- **Material supplied**:
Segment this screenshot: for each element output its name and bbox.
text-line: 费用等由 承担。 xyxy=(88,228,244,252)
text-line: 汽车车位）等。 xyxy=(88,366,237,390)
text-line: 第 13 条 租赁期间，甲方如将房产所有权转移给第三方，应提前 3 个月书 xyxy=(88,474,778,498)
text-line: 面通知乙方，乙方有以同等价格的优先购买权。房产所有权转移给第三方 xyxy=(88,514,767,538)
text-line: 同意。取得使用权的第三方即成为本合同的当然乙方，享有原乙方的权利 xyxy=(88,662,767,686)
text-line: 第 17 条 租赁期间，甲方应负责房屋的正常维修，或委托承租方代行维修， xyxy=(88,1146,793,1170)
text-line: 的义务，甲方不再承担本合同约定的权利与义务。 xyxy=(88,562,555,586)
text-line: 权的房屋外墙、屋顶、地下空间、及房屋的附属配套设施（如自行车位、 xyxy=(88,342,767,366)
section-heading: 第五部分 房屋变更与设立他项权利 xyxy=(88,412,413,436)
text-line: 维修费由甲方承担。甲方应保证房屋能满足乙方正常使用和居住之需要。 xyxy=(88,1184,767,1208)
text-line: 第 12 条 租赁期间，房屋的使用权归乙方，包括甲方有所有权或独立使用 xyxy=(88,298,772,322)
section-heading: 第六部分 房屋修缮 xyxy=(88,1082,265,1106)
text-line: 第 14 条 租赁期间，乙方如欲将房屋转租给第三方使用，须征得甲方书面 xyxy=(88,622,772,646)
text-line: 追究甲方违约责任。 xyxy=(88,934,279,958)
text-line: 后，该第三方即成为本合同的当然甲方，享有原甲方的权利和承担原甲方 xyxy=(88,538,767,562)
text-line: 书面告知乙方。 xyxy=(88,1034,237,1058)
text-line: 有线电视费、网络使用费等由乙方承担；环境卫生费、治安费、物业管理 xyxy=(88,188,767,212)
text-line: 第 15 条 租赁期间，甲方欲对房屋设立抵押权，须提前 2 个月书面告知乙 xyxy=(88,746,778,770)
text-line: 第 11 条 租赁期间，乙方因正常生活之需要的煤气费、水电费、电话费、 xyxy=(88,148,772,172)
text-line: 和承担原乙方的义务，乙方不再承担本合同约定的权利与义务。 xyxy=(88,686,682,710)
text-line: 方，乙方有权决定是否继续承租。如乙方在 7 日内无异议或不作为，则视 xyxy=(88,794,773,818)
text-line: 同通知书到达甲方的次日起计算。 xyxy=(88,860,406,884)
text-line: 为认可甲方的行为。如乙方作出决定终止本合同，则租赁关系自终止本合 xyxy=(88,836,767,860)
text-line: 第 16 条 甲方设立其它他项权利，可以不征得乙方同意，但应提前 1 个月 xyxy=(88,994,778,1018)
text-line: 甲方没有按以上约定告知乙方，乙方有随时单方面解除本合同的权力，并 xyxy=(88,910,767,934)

- **What to do**:
Give the lines above as a numbered list, leaving out any blank lines.

- **Result**:
1. Segment this screenshot: for each element output its name and bbox.
2. text-line: 费用等由 承担。 xyxy=(88,228,244,252)
3. text-line: 汽车车位）等。 xyxy=(88,366,237,390)
4. text-line: 第 13 条 租赁期间，甲方如将房产所有权转移给第三方，应提前 3 个月书 xyxy=(88,474,778,498)
5. text-line: 面通知乙方，乙方有以同等价格的优先购买权。房产所有权转移给第三方 xyxy=(88,514,767,538)
6. text-line: 同意。取得使用权的第三方即成为本合同的当然乙方，享有原乙方的权利 xyxy=(88,662,767,686)
7. text-line: 第 17 条 租赁期间，甲方应负责房屋的正常维修，或委托承租方代行维修， xyxy=(88,1146,793,1170)
8. text-line: 的义务，甲方不再承担本合同约定的权利与义务。 xyxy=(88,562,555,586)
9. text-line: 权的房屋外墙、屋顶、地下空间、及房屋的附属配套设施（如自行车位、 xyxy=(88,342,767,366)
10. section-heading: 第五部分 房屋变更与设立他项权利 xyxy=(88,412,413,436)
11. text-line: 维修费由甲方承担。甲方应保证房屋能满足乙方正常使用和居住之需要。 xyxy=(88,1184,767,1208)
12. text-line: 第 12 条 租赁期间，房屋的使用权归乙方，包括甲方有所有权或独立使用 xyxy=(88,298,772,322)
13. section-heading: 第六部分 房屋修缮 xyxy=(88,1082,265,1106)
14. text-line: 第 14 条 租赁期间，乙方如欲将房屋转租给第三方使用，须征得甲方书面 xyxy=(88,622,772,646)
15. text-line: 追究甲方违约责任。 xyxy=(88,934,279,958)
16. text-line: 后，该第三方即成为本合同的当然甲方，享有原甲方的权利和承担原甲方 xyxy=(88,538,767,562)
17. text-line: 书面告知乙方。 xyxy=(88,1034,237,1058)
18. text-line: 有线电视费、网络使用费等由乙方承担；环境卫生费、治安费、物业管理 xyxy=(88,188,767,212)
19. text-line: 第 15 条 租赁期间，甲方欲对房屋设立抵押权，须提前 2 个月书面告知乙 xyxy=(88,746,778,770)
20. text-line: 第 11 条 租赁期间，乙方因正常生活之需要的煤气费、水电费、电话费、 xyxy=(88,148,772,172)
21. text-line: 和承担原乙方的义务，乙方不再承担本合同约定的权利与义务。 xyxy=(88,686,682,710)
22. text-line: 方，乙方有权决定是否继续承租。如乙方在 7 日内无异议或不作为，则视 xyxy=(88,794,773,818)
23. text-line: 同通知书到达甲方的次日起计算。 xyxy=(88,860,406,884)
24. text-line: 为认可甲方的行为。如乙方作出决定终止本合同，则租赁关系自终止本合 xyxy=(88,836,767,860)
25. text-line: 第 16 条 甲方设立其它他项权利，可以不征得乙方同意，但应提前 1 个月 xyxy=(88,994,778,1018)
26. text-line: 甲方没有按以上约定告知乙方，乙方有随时单方面解除本合同的权力，并 xyxy=(88,910,767,934)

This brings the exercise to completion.